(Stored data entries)
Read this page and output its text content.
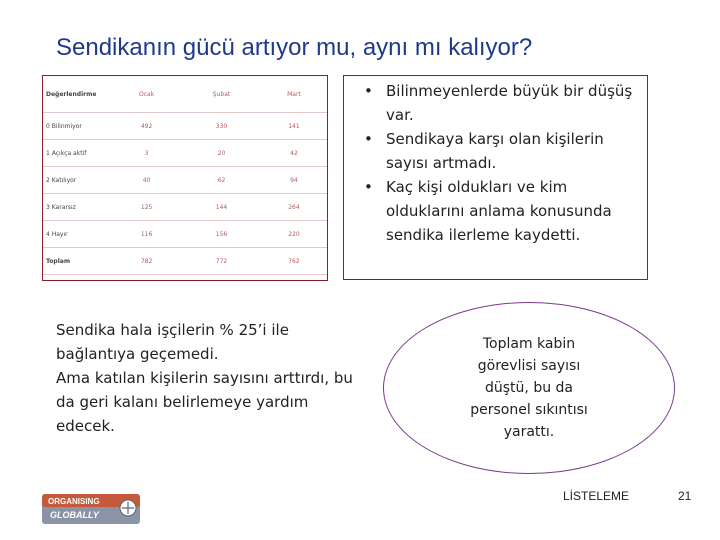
Sendikanın gücü artıyor mu, aynı mı kalıyor?
Değerlendirme	Ocak	Şubat	Mart
0 Bilinmiyor	492	330	141
1 Açıkça aktif	3	20	42
2 Katılıyor	40	62	94
3 Kararsız	125	144	264
4 Hayır	116	156	220
Toplam	782	772	762
• Bilinmeyenlerde büyük bir düşüş var.
• Sendikaya karşı olan kişilerin sayısı artmadı.
• Kaç kişi oldukları ve kim olduklarını anlama konusunda sendika ilerleme kaydetti.

Sendika hala işçilerin % 25’i ile bağlantıya geçemedi.

Ama katılan kişilerin sayısını arttırdı, bu da geri kalanı belirlemeye yardım edecek.

Toplam kabin görevlisi sayısı düştü, bu da personel sıkıntısı yarattı.
ORGANISING
GLOBALLY
LİSTELEME	21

| Brief |
Repeat the preceding records precisely, and leave every picture out of the copy.

| Response to the exercise |
Read this page and output its text content.
Sendikanın gücü artıyor mu, aynı mı kalıyor?
Değerlendirme	Ocak	Şubat	Mart
0 Bilinmiyor	492	330	141
1 Açıkça aktif	3	20	42
2 Katılıyor	40	62	94
3 Kararsız	125	144	264
4 Hayır	116	156	220
Toplam	782	772	762
• Bilinmeyenlerde büyük bir düşüş var.
• Sendikaya karşı olan kişilerin sayısı artmadı.
• Kaç kişi oldukları ve kim olduklarını anlama konusunda sendika ilerleme kaydetti.

Sendika hala işçilerin % 25’i ile bağlantıya geçemedi.

Ama katılan kişilerin sayısını arttırdı, bu da geri kalanı belirlemeye yardım edecek.

Toplam kabin görevlisi sayısı düştü, bu da personel sıkıntısı yarattı.
ORGANISING
GLOBALLY
LİSTELEME	21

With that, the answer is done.